▶ _Task instructions_
Show all lines that include the string "TechInsights"; copy each one.

(Dataset rows about figures)

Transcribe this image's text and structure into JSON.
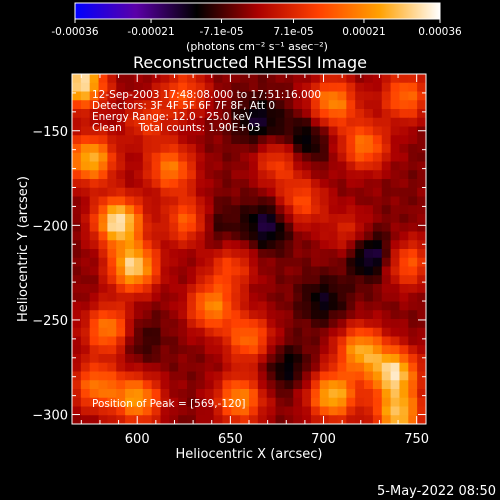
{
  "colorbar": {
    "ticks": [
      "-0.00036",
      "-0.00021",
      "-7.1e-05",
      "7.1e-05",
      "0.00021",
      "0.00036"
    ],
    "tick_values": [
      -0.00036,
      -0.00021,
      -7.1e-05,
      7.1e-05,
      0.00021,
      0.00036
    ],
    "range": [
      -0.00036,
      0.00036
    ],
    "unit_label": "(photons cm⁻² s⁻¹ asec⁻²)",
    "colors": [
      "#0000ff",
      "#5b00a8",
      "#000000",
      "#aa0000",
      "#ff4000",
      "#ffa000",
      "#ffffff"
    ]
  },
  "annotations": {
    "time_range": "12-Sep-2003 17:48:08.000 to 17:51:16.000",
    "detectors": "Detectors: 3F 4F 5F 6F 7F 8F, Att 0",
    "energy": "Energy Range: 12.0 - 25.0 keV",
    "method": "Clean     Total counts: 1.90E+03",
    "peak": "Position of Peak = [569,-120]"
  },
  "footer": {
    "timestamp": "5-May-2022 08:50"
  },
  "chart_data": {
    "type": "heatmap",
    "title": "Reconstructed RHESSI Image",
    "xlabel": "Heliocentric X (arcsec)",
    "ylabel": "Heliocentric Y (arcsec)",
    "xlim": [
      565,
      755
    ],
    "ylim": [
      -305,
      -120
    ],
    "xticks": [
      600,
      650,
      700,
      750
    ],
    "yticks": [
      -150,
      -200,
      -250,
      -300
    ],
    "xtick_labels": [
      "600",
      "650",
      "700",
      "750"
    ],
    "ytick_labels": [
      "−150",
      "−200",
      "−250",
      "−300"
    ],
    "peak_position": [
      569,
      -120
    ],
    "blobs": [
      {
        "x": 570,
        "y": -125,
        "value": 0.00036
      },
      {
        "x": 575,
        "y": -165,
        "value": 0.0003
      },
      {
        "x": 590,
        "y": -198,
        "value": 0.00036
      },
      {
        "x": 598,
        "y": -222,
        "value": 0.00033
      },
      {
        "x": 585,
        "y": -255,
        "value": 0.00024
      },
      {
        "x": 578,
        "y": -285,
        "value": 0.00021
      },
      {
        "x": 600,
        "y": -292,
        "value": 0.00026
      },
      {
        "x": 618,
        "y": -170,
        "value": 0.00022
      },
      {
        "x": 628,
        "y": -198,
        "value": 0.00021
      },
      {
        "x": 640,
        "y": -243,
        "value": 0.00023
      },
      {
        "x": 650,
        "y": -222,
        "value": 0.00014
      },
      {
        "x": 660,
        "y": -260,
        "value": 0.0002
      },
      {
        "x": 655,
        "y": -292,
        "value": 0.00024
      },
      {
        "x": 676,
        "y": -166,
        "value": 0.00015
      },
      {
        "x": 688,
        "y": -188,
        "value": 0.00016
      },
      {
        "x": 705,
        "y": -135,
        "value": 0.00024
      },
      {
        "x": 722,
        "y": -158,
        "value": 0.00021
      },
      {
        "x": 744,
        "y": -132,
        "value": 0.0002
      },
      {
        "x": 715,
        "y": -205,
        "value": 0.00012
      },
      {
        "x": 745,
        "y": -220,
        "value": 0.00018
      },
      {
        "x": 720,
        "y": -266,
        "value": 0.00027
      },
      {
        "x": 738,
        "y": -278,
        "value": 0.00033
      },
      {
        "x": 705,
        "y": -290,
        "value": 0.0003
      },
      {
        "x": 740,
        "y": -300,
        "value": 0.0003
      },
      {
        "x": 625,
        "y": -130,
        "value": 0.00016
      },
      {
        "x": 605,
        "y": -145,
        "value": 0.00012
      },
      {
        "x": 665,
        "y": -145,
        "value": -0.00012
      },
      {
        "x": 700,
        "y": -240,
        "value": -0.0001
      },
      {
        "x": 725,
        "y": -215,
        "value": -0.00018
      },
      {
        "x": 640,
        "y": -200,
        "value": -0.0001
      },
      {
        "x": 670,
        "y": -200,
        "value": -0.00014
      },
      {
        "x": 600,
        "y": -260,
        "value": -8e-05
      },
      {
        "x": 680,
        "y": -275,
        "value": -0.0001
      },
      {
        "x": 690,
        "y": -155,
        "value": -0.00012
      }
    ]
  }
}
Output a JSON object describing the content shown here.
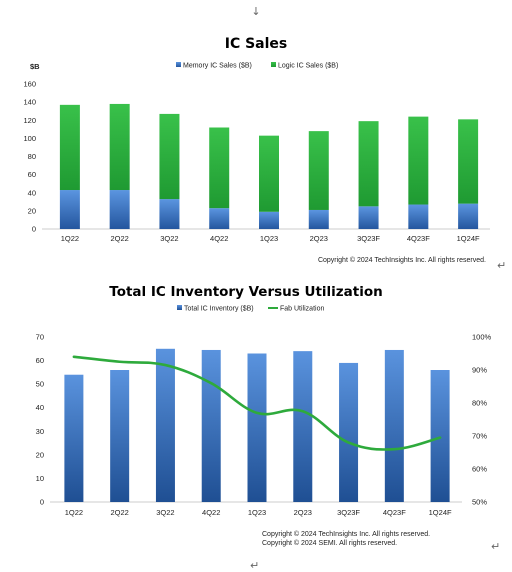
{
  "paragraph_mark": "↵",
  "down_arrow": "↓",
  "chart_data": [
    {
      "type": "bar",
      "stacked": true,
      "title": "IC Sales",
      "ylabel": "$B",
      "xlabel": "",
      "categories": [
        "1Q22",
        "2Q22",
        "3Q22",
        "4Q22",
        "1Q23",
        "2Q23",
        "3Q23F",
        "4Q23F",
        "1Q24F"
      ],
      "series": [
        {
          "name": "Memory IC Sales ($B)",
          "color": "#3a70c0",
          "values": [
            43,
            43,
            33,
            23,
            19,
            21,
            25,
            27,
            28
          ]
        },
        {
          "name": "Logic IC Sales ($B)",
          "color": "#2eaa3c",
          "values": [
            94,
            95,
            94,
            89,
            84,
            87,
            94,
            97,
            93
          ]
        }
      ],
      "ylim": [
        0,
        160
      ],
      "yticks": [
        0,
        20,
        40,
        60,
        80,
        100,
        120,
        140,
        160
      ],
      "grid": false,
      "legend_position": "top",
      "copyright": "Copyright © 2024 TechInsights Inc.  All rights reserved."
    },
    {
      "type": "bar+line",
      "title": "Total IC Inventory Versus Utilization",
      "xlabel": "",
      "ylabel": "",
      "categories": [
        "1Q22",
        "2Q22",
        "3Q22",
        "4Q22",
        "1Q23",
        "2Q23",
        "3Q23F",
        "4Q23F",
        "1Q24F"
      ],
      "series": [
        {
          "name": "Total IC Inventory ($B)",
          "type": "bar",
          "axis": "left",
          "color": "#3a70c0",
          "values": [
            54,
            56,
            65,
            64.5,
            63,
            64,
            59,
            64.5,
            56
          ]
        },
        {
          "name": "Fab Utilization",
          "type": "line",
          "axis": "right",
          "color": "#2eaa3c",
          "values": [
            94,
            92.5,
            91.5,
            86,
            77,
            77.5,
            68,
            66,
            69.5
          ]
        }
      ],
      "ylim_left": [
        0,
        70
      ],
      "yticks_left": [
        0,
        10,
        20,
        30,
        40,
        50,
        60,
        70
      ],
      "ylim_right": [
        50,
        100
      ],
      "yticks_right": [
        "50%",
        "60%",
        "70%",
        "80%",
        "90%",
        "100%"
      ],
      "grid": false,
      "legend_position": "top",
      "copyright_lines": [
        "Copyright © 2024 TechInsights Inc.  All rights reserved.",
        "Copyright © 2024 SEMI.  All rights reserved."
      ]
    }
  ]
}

▶ _Full answer_
      "copyright": "Copyright © 2024 TechInsights Inc.  All rights reserved."
        "Copyright © 2024 TechInsights Inc.  All rights reserved.",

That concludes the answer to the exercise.